**TASK REQUIREMENTS**. Search the data for the word "axes". Reproduce every line where it is found.

**SUPPLIED INFORMATION**.

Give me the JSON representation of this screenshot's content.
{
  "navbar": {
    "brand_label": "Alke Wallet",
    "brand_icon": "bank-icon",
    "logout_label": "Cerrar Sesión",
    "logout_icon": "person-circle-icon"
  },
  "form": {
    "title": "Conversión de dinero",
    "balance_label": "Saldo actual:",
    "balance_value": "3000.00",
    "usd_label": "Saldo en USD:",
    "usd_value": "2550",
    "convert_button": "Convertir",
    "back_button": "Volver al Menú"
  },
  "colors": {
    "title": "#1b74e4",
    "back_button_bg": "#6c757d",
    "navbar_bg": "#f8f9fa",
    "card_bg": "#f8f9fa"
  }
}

* * *

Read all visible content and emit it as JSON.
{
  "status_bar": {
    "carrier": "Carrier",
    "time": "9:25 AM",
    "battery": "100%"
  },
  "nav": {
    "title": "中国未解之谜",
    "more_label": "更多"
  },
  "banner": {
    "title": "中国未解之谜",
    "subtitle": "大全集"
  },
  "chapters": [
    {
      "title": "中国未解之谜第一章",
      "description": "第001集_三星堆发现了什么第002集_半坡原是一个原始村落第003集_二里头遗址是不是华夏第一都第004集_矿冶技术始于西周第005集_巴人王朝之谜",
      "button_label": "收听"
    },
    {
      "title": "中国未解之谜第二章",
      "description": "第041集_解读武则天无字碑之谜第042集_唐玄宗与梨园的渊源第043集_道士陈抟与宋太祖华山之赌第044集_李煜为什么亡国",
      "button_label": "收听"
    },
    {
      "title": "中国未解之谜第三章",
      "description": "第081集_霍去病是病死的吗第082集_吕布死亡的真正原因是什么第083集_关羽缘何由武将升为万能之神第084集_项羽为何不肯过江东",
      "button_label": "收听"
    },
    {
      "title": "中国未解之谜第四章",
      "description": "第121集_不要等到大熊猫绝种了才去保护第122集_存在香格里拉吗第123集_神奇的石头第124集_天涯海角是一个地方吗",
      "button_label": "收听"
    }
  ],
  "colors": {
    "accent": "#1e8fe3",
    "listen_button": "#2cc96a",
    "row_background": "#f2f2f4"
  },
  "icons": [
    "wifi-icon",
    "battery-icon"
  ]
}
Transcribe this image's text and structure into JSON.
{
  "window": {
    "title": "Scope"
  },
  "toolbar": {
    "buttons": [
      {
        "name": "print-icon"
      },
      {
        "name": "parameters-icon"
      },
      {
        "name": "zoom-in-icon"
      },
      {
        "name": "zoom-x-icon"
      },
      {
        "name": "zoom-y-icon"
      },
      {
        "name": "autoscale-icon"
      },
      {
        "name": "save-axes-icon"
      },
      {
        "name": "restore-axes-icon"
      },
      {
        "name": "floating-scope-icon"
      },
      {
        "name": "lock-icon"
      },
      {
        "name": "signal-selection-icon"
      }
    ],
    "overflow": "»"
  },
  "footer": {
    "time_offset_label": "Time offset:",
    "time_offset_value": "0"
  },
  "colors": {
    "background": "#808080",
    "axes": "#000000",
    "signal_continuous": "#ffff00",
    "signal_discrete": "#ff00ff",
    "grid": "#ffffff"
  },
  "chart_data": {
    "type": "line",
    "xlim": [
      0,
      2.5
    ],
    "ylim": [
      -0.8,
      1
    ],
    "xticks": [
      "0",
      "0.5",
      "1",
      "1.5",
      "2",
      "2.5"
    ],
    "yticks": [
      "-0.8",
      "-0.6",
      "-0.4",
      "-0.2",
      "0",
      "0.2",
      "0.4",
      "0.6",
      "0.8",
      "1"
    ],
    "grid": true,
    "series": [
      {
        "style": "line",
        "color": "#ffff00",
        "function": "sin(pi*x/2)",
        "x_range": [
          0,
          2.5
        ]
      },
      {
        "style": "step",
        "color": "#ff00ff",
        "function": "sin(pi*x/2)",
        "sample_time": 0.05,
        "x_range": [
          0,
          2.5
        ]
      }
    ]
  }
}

**EXERCISE ANSWER**.
        "name": "save-axes-icon"
        "name": "restore-axes-icon"
    "axes": "#000000",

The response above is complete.